WORK TO COMPLETE: Where does the string "الأدنى" appear in the records? Copy every line that contains it.

EXTRACTED INFORMATION:
* * * * *

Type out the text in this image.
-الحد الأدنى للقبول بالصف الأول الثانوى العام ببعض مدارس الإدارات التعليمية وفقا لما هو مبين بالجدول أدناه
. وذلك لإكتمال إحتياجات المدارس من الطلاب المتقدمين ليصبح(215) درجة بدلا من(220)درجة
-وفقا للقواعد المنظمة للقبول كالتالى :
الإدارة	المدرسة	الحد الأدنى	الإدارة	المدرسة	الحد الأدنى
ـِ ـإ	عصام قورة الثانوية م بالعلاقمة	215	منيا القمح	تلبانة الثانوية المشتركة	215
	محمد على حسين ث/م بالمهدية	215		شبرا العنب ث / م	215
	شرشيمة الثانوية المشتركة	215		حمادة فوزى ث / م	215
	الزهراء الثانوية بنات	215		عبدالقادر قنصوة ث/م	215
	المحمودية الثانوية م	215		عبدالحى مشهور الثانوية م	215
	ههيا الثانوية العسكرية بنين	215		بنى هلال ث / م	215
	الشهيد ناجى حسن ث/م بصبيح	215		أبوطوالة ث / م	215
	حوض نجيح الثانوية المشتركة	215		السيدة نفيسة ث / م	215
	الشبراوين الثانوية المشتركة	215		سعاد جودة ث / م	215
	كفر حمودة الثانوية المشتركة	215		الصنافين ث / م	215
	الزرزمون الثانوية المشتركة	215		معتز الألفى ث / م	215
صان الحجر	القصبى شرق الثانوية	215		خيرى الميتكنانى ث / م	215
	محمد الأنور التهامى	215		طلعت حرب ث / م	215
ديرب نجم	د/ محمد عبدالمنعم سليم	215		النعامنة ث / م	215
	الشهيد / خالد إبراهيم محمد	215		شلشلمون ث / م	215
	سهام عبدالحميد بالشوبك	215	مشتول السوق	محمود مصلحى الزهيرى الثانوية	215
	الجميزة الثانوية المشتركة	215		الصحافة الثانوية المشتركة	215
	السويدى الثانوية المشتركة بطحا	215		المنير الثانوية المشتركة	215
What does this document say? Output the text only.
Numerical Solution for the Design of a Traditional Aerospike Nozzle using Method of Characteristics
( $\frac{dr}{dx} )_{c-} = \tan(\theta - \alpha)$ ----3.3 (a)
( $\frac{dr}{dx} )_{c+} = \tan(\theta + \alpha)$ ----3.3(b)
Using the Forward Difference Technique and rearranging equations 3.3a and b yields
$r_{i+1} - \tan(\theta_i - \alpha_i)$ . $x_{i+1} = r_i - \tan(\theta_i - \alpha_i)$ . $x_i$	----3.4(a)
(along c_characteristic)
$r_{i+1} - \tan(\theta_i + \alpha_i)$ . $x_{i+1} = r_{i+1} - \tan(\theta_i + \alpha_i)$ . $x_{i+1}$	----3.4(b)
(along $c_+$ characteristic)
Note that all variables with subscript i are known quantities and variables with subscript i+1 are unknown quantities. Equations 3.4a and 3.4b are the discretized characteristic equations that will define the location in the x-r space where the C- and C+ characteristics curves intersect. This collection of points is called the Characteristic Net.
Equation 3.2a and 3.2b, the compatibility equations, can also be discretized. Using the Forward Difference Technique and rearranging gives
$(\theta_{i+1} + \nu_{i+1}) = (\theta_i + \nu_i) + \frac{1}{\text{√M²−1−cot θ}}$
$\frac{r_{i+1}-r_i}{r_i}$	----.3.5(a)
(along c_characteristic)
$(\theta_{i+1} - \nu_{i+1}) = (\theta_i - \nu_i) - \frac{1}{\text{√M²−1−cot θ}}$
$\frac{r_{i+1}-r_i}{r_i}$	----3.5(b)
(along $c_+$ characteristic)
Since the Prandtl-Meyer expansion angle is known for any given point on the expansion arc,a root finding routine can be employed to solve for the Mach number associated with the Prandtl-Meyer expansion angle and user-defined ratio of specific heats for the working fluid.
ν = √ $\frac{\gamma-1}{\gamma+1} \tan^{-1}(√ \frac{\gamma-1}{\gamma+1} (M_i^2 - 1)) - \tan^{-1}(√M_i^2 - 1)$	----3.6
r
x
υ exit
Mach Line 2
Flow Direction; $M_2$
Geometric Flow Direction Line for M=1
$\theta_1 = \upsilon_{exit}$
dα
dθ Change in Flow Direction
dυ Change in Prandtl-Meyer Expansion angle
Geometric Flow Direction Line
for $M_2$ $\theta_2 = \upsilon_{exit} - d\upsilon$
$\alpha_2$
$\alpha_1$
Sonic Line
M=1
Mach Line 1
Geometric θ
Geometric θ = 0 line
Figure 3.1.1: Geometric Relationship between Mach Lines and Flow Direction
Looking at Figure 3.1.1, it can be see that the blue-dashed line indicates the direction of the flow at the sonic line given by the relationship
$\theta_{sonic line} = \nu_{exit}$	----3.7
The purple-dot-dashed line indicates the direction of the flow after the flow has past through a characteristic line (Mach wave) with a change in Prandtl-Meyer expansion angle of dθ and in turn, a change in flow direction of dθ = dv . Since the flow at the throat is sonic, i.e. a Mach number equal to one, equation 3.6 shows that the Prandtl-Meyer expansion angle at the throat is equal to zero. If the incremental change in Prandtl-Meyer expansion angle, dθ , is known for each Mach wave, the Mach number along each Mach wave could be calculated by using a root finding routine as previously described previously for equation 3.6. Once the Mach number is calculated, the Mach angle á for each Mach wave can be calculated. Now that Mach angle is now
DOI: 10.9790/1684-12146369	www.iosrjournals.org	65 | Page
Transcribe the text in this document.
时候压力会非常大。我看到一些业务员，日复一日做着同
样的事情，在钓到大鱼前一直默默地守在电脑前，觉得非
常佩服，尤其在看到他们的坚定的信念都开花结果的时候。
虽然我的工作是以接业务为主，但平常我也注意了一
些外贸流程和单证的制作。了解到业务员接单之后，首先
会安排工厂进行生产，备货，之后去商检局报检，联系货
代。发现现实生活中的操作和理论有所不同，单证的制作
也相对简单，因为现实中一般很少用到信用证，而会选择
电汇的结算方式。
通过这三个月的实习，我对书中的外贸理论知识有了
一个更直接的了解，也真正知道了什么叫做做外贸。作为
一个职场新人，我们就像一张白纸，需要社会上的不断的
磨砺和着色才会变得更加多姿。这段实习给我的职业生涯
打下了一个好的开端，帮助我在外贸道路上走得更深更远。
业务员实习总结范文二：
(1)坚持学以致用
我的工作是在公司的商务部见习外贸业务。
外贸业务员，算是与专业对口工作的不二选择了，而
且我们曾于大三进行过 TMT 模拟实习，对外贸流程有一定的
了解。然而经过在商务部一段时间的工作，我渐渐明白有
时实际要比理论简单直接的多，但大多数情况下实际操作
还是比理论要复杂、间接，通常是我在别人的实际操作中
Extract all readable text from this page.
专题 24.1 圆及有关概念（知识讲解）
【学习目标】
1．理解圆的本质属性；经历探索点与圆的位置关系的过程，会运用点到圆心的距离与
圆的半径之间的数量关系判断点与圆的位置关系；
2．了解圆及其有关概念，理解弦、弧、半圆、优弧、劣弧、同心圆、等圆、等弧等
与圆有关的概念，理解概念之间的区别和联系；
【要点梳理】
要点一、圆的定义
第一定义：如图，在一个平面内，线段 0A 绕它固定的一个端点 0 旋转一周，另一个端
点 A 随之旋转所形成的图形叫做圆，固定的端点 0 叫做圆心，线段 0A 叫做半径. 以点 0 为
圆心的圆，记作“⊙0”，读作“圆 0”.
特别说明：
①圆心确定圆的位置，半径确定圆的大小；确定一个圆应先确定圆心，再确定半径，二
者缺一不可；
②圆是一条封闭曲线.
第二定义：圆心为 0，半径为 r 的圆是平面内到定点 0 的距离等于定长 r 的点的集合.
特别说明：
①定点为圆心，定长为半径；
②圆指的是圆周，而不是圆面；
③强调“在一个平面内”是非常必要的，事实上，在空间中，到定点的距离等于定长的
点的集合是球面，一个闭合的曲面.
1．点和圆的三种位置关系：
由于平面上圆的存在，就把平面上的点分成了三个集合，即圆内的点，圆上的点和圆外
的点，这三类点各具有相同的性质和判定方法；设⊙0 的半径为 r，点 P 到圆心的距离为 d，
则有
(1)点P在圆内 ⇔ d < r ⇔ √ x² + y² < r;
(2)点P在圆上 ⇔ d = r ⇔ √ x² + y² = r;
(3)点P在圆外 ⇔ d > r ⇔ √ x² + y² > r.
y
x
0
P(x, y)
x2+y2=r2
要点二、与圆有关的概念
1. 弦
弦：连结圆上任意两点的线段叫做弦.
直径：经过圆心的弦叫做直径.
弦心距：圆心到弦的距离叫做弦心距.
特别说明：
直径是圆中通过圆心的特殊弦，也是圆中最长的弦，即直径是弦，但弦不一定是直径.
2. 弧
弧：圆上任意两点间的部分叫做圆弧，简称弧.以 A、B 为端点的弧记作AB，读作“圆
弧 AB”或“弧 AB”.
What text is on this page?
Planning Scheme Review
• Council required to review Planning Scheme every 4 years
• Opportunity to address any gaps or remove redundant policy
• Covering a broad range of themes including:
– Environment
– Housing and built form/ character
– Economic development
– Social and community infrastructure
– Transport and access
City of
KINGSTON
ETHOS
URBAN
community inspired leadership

* * * * *

WRITTEN SOLUTION:
-الحد الأدنى للقبول بالصف الأول الثانوى العام ببعض مدارس الإدارات التعليمية وفقا لما هو مبين بالجدول أدناه
الإدارة	المدرسة	الحد الأدنى	الإدارة	المدرسة	الحد الأدنى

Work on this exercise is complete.